**** Passage to read ****

Starting point is 00:01:09 You had developers on one side. They were incentivized to create as much change as quickly as possible. And then you had the operations team on the other side. They were incentivized to prevent too much change from happening. In the meantime, code was getting tossed blindly over that wall with no real empathy or communication between these two worlds. What would it take to tear down a wall like that? It would take a seismic shift.
Starting point is 00:01:41 Last episode, we heard how new Agile methodologies were making it possible to produce constant, iterative improvements. And that was great. But with change comes unintended consequences. Agile increased the rate of changes we were making. But then suddenly, all that throwing code over the wall and hoping for the best, it just wasn't fast enough anymore. In our little silos, we were comfy with the way things were. But siloed people can't get things done as fast as they should. We'd put a speed limit on ourselves because we weren't working together.
Starting point is 00:02:20 And that speed limit was getting to be more and more of a problem because... It's all about faster time to market, increased agility, doing more iterative rather than longer term big pieces of work. Richard Henshaw is an Ansible product manager. You know, I remember the days when you put in an order for a server and it turned up four months later. Everything was converged together. So the entire stack was one thing and it took years for those to be designed and built. That doesn't fly anymore. And it's just
Starting point is 00:02:49 disappeared to the point that it's just throw something up, try it, bring it back down again for a lot of organizations. These days, a company like Amazon will deploy new code several times every minute. Imagine trying to get that done using some step-by-step waterfall workflow. It's just impossible. Soon enough, those ops concerns about stability, security, reliability would get pushed to the side in favor of moving fast. Developers, meanwhile, didn't see it as their responsibility to produce code that worked in the real world. Developers had little interest in stability and security issues, but those are very real issues that we need to address.
Starting point is 00:03:29 So we end up with a lot of needless revisions down the pipe, back and forth across the divide. Think how much that division can slow a company down. Think how inefficient that could get. But developers were rarely encouraged to look beyond their own command line. The size of their directories would just grow and grow and they would never clean up. They wouldn't be able to get any work done without cleaning up. Sandra Henry-Stocker is a retired sysadmin who writes for the IDG magazines. So I was kind of often having to be a nag saying,
Starting point is 00:04:03 hey, look, you know, using this much disk space, isn't there something you can get rid of, you know, so that we have more space to work because we're running out of space on this server? And yeah, we'd go through that a lot. Ultimately, this is a mindset problem. This divisive attitude between developers and operations where one didn't have to understand the concerns of the other, well, in the past, that had been just fine. But as speed became a premium, that culture became more and more unstable.
Starting point is 00:04:33 Being siloed in your own work bubble was just way too inefficient. Jonah Horowitz works for the reliability engineering team at Stripe. He describes how, even if developers and operations had wanted to work together, they couldn't have because, in a sense, they'd been placed on opposite teams. The operations team is often measured by uptime and reliability. And one of the biggest ways to increase uptime is to decrease the amount of change in the system. But of course, releasing new features is changing the system. And the software engineers who are doing product work are incentivized to ship as many features as quickly as possible. So you set up this conflict between dev and ops when
Starting point is 00:05:21 you've got these separate roles. Developers committed to building features. Operations committed to keeping the site working. Two goals at odds with each other. But, like I said, because of the increasing need for speed, for iterative rapid-fire releases, this disconnect between dev and ops was reaching a crisis point. And something had to give. Around 2009, the wall dividing dev and ops
Starting point is 00:05:56 was looking a lot more like a prison wall than anything else. What we needed was a new methodology that would smooth the transition from development to operations, allowing both sides to work in a faster, more holistic way. Patrick Dubois, CTO of the video platform Small Town Heroes, launched a conference for people who wanted to tear down that wall. He called his brainchild DevOps Days. He shortened it to DevOps for the hashtag.

**** Given data ****

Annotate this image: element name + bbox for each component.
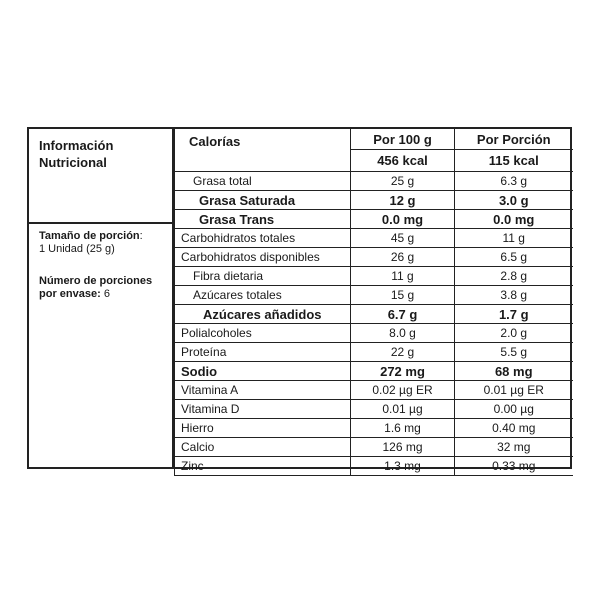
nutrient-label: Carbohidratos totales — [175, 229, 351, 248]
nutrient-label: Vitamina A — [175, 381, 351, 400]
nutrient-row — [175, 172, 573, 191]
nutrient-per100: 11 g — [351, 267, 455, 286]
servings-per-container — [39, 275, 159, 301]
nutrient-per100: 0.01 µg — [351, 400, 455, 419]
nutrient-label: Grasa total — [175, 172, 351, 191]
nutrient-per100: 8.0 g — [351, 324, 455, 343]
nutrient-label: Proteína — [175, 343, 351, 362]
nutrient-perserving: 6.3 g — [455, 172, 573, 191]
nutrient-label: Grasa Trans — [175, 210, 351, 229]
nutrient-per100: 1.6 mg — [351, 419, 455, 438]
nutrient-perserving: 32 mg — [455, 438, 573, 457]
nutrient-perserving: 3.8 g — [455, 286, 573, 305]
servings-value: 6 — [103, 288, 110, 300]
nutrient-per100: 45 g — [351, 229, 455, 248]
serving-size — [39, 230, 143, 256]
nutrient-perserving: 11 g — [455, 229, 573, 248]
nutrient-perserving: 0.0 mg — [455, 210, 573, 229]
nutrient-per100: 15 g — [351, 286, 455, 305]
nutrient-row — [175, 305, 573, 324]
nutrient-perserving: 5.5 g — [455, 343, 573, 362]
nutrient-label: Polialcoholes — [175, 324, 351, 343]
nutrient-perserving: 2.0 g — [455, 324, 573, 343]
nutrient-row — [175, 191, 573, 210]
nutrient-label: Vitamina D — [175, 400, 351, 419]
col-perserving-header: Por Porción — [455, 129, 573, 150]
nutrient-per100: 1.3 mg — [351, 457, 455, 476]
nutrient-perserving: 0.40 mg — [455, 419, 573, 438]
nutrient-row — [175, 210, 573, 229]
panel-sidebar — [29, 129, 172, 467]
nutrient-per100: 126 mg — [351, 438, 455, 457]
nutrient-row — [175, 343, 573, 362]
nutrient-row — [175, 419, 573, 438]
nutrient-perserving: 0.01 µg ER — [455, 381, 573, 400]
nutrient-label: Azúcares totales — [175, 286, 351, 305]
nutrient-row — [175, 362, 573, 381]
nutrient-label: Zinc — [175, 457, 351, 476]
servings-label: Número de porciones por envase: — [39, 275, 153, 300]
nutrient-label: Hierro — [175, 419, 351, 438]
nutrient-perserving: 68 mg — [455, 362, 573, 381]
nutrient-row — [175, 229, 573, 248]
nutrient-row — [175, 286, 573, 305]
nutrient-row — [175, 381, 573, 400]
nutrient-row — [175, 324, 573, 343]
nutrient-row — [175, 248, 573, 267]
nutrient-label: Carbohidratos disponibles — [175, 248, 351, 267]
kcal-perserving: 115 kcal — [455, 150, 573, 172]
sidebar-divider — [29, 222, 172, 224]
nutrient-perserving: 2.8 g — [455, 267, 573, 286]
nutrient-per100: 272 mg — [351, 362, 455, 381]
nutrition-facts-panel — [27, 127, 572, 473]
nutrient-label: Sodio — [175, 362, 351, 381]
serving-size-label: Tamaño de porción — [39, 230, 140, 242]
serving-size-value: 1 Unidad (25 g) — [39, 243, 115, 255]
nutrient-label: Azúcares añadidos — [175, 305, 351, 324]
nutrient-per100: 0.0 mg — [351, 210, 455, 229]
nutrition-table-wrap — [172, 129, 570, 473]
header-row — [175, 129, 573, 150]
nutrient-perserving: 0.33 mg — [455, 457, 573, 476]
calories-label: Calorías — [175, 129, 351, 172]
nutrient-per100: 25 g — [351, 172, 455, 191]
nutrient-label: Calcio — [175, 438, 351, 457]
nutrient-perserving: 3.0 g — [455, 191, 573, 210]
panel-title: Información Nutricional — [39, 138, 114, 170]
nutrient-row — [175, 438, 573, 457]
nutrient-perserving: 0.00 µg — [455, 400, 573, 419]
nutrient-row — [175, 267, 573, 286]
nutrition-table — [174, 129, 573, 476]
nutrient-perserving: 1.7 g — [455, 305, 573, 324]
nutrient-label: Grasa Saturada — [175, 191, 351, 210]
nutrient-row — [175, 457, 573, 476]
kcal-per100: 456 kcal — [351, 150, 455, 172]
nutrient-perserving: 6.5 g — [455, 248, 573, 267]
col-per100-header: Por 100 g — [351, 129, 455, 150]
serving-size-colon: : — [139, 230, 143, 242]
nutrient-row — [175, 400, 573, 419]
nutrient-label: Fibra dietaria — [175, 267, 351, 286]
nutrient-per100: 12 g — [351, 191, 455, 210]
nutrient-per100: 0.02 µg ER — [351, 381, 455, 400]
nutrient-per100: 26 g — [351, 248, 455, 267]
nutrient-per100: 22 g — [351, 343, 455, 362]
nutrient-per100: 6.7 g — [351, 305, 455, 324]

****

#### [Exercise objective]
Write out the passage of the DevOps transcript that begins at "Starting point is 00:01:41" and ends after "weren't working together.", word for word. The listing plays no part in this exercise.

#### [Right answer]
Starting point is 00:01:41 Last episode, we heard how new Agile methodologies were making it possible to produce constant, iterative improvements. And that was great. But with change comes unintended consequences. Agile increased the rate of changes we were making. But then suddenly, all that throwing code over the wall and hoping for the best, it just wasn't fast enough anymore. In our little silos, we were comfy with the way things were. But siloed people can't get things done as fast as they should. We'd put a speed limit on ourselves because we weren't working together.